**What you have to do:** Please transcribe everything from "WHEREAS, effective even" down to "of this Amendment." in the warrant amendment below, keeping every word and punctuation mark unchanged.

**Excerpt:**
----

FOURTH AMENDMENT TO COMMON STOCK PURCHASE WARRANT

 

THIS FOURTH AMENDMENT TO COMMON STOCK PURCHASE WARRANT (the “Amendment”), effective as of April 7, 2015 (the “Effective Date”), is entered into by and between Infinity Energy Resources, Inc., a Delaware corporation (the “Company”) and SKM Partnership, Ltd, a Texas limited partnership (the “Holder”).

 

WHEREAS, the Company issued to Holder that certain Common Stock Purchase Warrant, dated December 27, 2013, as amended by that certain First Amendment to Common Stock Purchase Warrant, dated March 7, 2014, that certain Second Amendment to Common Stock Purchase Warrant, dated May 9, 2014, and that certain Third Amendment to Common Stock Purchase Warrant dated November 14, 2014 (the “Warrant”); and

 

WHEREAS, the Company and the Holder desire to reflect the extension of the maturity date made to that certain 8% Promissory Note issued by the Company in favor of the Holder on December 27, 2013, as amended by that certain First Amendment to Promissory Note, dated March 7, 2014, and that certain Second Amendment to Promissory Note, dated May 9, 2014, and that certain Third Amendment to Promissory Note, dated November 14, 2014, pursuant to that certain Fourth Amendment to Promissory Note, effect on even date herewith; and

 

WHEREAS, effective even herewith, the parties have entered into that certain Second Loan Extension Agreement (the “Second Loan Extension Agreement”) to document certain agreements and understandings made between them related to the subject matter of this Amendment.

----

**Entries shown:**

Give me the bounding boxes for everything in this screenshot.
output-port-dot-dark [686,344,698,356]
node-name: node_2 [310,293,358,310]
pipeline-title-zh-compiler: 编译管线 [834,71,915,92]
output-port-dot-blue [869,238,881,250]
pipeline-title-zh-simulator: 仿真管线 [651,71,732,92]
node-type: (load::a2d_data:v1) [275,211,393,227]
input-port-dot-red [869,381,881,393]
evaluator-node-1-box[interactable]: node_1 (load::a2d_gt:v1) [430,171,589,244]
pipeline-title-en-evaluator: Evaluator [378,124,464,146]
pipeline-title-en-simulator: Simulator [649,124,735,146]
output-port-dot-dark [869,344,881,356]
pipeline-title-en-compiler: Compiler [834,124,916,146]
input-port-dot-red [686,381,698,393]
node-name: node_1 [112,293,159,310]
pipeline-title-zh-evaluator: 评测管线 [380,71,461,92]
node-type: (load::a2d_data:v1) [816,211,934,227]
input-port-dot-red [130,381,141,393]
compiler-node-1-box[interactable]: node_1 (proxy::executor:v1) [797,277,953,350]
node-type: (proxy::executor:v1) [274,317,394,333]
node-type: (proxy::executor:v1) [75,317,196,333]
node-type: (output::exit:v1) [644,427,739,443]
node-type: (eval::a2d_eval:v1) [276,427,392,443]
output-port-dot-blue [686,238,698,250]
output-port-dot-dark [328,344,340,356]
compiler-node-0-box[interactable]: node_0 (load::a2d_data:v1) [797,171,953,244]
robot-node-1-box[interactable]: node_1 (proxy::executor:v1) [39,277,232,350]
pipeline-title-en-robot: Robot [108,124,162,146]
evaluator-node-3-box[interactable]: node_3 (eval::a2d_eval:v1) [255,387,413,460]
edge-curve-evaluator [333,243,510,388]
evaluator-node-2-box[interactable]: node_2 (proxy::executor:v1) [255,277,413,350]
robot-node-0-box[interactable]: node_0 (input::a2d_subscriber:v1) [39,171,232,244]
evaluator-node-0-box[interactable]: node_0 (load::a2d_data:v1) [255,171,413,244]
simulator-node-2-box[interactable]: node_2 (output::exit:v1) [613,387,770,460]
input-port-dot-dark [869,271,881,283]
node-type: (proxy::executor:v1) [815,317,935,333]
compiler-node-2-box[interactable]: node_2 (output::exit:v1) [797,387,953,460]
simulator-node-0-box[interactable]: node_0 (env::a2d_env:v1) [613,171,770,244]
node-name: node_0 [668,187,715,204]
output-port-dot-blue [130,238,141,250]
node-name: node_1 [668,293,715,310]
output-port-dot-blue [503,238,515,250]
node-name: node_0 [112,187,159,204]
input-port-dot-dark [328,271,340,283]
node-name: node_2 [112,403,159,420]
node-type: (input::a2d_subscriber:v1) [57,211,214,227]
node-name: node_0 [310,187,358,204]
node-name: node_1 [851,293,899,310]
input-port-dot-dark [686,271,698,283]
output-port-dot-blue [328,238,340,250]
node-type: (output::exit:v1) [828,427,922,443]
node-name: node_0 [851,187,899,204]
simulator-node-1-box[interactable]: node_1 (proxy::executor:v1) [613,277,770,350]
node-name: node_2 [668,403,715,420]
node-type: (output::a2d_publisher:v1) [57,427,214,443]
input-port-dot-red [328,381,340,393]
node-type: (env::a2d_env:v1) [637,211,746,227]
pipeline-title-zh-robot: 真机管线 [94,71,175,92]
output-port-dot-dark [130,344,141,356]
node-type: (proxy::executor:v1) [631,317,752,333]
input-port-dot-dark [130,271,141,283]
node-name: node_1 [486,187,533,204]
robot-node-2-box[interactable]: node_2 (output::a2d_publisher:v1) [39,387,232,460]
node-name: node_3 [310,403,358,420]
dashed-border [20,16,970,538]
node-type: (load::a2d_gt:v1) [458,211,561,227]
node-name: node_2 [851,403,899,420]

----

**Response to the task:**
WHEREAS, effective even herewith, the parties have entered into that certain Second Loan Extension Agreement (the “Second Loan Extension Agreement”) to document certain agreements and understandings made between them related to the subject matter of this Amendment.